Dataset entries on figures:
================

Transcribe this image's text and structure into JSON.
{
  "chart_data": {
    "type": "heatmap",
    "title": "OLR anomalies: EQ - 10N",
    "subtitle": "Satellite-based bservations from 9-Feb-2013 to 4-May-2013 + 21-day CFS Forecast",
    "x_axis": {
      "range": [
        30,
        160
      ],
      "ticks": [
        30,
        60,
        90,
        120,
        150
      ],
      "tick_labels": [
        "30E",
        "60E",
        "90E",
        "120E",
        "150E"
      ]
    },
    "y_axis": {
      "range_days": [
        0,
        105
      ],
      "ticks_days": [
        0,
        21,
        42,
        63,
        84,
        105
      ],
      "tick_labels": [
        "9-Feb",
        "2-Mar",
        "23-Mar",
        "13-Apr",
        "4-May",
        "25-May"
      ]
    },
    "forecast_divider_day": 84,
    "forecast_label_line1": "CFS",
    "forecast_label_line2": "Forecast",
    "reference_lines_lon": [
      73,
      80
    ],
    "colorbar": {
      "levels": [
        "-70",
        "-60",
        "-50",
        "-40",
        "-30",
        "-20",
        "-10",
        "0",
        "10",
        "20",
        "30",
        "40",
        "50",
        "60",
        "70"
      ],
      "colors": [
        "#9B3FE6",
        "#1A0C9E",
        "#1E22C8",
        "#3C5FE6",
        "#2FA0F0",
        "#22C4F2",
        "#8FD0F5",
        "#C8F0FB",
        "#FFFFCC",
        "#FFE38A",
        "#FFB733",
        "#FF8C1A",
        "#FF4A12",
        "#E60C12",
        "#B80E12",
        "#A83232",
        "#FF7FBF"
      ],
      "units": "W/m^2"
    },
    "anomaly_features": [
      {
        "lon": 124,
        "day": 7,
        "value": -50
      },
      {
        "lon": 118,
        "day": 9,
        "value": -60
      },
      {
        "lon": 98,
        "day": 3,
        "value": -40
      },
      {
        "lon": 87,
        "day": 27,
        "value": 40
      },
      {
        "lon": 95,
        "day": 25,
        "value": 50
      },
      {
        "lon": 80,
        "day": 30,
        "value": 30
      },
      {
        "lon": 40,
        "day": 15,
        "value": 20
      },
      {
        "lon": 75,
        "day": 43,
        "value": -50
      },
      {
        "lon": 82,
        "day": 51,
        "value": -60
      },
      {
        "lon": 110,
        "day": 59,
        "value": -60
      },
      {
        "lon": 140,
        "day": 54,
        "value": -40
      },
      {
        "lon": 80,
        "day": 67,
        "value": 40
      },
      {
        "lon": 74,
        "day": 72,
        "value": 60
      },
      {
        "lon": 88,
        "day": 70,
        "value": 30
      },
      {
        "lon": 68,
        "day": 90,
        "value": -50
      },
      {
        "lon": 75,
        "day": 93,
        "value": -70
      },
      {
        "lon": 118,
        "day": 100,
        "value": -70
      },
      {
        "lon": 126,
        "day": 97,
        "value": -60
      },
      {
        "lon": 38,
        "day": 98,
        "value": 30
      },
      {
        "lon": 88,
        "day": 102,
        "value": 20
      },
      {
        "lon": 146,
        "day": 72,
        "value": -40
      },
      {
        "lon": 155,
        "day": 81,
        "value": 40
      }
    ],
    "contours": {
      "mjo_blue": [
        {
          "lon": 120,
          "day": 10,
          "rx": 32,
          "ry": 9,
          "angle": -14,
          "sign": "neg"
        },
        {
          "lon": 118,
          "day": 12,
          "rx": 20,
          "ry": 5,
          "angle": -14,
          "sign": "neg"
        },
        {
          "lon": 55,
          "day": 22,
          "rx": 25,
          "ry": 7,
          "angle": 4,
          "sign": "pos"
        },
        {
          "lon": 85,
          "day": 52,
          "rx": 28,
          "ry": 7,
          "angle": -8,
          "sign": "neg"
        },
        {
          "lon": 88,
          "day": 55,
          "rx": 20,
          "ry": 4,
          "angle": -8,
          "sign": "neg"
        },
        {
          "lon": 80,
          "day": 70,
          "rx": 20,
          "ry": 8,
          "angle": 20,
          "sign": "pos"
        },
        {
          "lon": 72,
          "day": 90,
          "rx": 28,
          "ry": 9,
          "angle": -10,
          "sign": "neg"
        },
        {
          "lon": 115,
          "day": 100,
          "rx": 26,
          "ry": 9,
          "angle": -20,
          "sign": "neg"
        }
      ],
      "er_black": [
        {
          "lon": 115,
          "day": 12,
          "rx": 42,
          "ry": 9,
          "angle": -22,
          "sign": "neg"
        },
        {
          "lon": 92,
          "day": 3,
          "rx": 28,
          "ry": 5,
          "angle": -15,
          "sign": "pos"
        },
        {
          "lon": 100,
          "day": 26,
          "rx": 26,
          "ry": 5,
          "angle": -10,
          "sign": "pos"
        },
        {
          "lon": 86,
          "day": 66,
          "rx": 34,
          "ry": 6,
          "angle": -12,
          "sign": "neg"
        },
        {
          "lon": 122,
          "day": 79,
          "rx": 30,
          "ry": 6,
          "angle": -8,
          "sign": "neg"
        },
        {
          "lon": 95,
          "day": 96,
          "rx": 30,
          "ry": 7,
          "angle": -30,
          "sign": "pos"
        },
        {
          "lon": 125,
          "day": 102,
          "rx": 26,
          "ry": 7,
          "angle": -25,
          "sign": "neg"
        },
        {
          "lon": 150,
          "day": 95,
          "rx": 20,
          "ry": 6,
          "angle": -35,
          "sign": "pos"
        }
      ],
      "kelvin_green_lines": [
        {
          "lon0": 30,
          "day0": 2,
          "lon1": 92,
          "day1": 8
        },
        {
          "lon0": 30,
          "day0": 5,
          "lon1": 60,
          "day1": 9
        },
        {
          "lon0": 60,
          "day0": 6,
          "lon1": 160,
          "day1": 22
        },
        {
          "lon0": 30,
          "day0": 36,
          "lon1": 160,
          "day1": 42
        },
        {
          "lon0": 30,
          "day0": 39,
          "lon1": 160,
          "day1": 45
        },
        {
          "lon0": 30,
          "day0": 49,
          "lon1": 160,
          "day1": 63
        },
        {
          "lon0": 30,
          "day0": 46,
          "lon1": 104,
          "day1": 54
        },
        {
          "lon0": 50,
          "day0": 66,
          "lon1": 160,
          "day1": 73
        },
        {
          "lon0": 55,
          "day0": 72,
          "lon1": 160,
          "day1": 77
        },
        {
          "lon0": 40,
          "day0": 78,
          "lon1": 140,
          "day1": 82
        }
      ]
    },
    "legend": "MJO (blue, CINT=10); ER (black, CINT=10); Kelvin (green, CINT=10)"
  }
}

================

*What you should do*
Each line of the material must be restated exactly.

*Answer to this exercise*
Transcribe this image's text and structure into JSON.
{
  "chart_data": {
    "type": "heatmap",
    "title": "OLR anomalies: EQ - 10N",
    "subtitle": "Satellite-based bservations from 9-Feb-2013 to 4-May-2013 + 21-day CFS Forecast",
    "x_axis": {
      "range": [
        30,
        160
      ],
      "ticks": [
        30,
        60,
        90,
        120,
        150
      ],
      "tick_labels": [
        "30E",
        "60E",
        "90E",
        "120E",
        "150E"
      ]
    },
    "y_axis": {
      "range_days": [
        0,
        105
      ],
      "ticks_days": [
        0,
        21,
        42,
        63,
        84,
        105
      ],
      "tick_labels": [
        "9-Feb",
        "2-Mar",
        "23-Mar",
        "13-Apr",
        "4-May",
        "25-May"
      ]
    },
    "forecast_divider_day": 84,
    "forecast_label_line1": "CFS",
    "forecast_label_line2": "Forecast",
    "reference_lines_lon": [
      73,
      80
    ],
    "colorbar": {
      "levels": [
        "-70",
        "-60",
        "-50",
        "-40",
        "-30",
        "-20",
        "-10",
        "0",
        "10",
        "20",
        "30",
        "40",
        "50",
        "60",
        "70"
      ],
      "colors": [
        "#9B3FE6",
        "#1A0C9E",
        "#1E22C8",
        "#3C5FE6",
        "#2FA0F0",
        "#22C4F2",
        "#8FD0F5",
        "#C8F0FB",
        "#FFFFCC",
        "#FFE38A",
        "#FFB733",
        "#FF8C1A",
        "#FF4A12",
        "#E60C12",
        "#B80E12",
        "#A83232",
        "#FF7FBF"
      ],
      "units": "W/m^2"
    },
    "anomaly_features": [
      {
        "lon": 124,
        "day": 7,
        "value": -50
      },
      {
        "lon": 118,
        "day": 9,
        "value": -60
      },
      {
        "lon": 98,
        "day": 3,
        "value": -40
      },
      {
        "lon": 87,
        "day": 27,
        "value": 40
      },
      {
        "lon": 95,
        "day": 25,
        "value": 50
      },
      {
        "lon": 80,
        "day": 30,
        "value": 30
      },
      {
        "lon": 40,
        "day": 15,
        "value": 20
      },
      {
        "lon": 75,
        "day": 43,
        "value": -50
      },
      {
        "lon": 82,
        "day": 51,
        "value": -60
      },
      {
        "lon": 110,
        "day": 59,
        "value": -60
      },
      {
        "lon": 140,
        "day": 54,
        "value": -40
      },
      {
        "lon": 80,
        "day": 67,
        "value": 40
      },
      {
        "lon": 74,
        "day": 72,
        "value": 60
      },
      {
        "lon": 88,
        "day": 70,
        "value": 30
      },
      {
        "lon": 68,
        "day": 90,
        "value": -50
      },
      {
        "lon": 75,
        "day": 93,
        "value": -70
      },
      {
        "lon": 118,
        "day": 100,
        "value": -70
      },
      {
        "lon": 126,
        "day": 97,
        "value": -60
      },
      {
        "lon": 38,
        "day": 98,
        "value": 30
      },
      {
        "lon": 88,
        "day": 102,
        "value": 20
      },
      {
        "lon": 146,
        "day": 72,
        "value": -40
      },
      {
        "lon": 155,
        "day": 81,
        "value": 40
      }
    ],
    "contours": {
      "mjo_blue": [
        {
          "lon": 120,
          "day": 10,
          "rx": 32,
          "ry": 9,
          "angle": -14,
          "sign": "neg"
        },
        {
          "lon": 118,
          "day": 12,
          "rx": 20,
          "ry": 5,
          "angle": -14,
          "sign": "neg"
        },
        {
          "lon": 55,
          "day": 22,
          "rx": 25,
          "ry": 7,
          "angle": 4,
          "sign": "pos"
        },
        {
          "lon": 85,
          "day": 52,
          "rx": 28,
          "ry": 7,
          "angle": -8,
          "sign": "neg"
        },
        {
          "lon": 88,
          "day": 55,
          "rx": 20,
          "ry": 4,
          "angle": -8,
          "sign": "neg"
        },
        {
          "lon": 80,
          "day": 70,
          "rx": 20,
          "ry": 8,
          "angle": 20,
          "sign": "pos"
        },
        {
          "lon": 72,
          "day": 90,
          "rx": 28,
          "ry": 9,
          "angle": -10,
          "sign": "neg"
        },
        {
          "lon": 115,
          "day": 100,
          "rx": 26,
          "ry": 9,
          "angle": -20,
          "sign": "neg"
        }
      ],
      "er_black": [
        {
          "lon": 115,
          "day": 12,
          "rx": 42,
          "ry": 9,
          "angle": -22,
          "sign": "neg"
        },
        {
          "lon": 92,
          "day": 3,
          "rx": 28,
          "ry": 5,
          "angle": -15,
          "sign": "pos"
        },
        {
          "lon": 100,
          "day": 26,
          "rx": 26,
          "ry": 5,
          "angle": -10,
          "sign": "pos"
        },
        {
          "lon": 86,
          "day": 66,
          "rx": 34,
          "ry": 6,
          "angle": -12,
          "sign": "neg"
        },
        {
          "lon": 122,
          "day": 79,
          "rx": 30,
          "ry": 6,
          "angle": -8,
          "sign": "neg"
        },
        {
          "lon": 95,
          "day": 96,
          "rx": 30,
          "ry": 7,
          "angle": -30,
          "sign": "pos"
        },
        {
          "lon": 125,
          "day": 102,
          "rx": 26,
          "ry": 7,
          "angle": -25,
          "sign": "neg"
        },
        {
          "lon": 150,
          "day": 95,
          "rx": 20,
          "ry": 6,
          "angle": -35,
          "sign": "pos"
        }
      ],
      "kelvin_green_lines": [
        {
          "lon0": 30,
          "day0": 2,
          "lon1": 92,
          "day1": 8
        },
        {
          "lon0": 30,
          "day0": 5,
          "lon1": 60,
          "day1": 9
        },
        {
          "lon0": 60,
          "day0": 6,
          "lon1": 160,
          "day1": 22
        },
        {
          "lon0": 30,
          "day0": 36,
          "lon1": 160,
          "day1": 42
        },
        {
          "lon0": 30,
          "day0": 39,
          "lon1": 160,
          "day1": 45
        },
        {
          "lon0": 30,
          "day0": 49,
          "lon1": 160,
          "day1": 63
        },
        {
          "lon0": 30,
          "day0": 46,
          "lon1": 104,
          "day1": 54
        },
        {
          "lon0": 50,
          "day0": 66,
          "lon1": 160,
          "day1": 73
        },
        {
          "lon0": 55,
          "day0": 72,
          "lon1": 160,
          "day1": 77
        },
        {
          "lon0": 40,
          "day0": 78,
          "lon1": 140,
          "day1": 82
        }
      ]
    },
    "legend": "MJO (blue, CINT=10); ER (black, CINT=10); Kelvin (green, CINT=10)"
  }
}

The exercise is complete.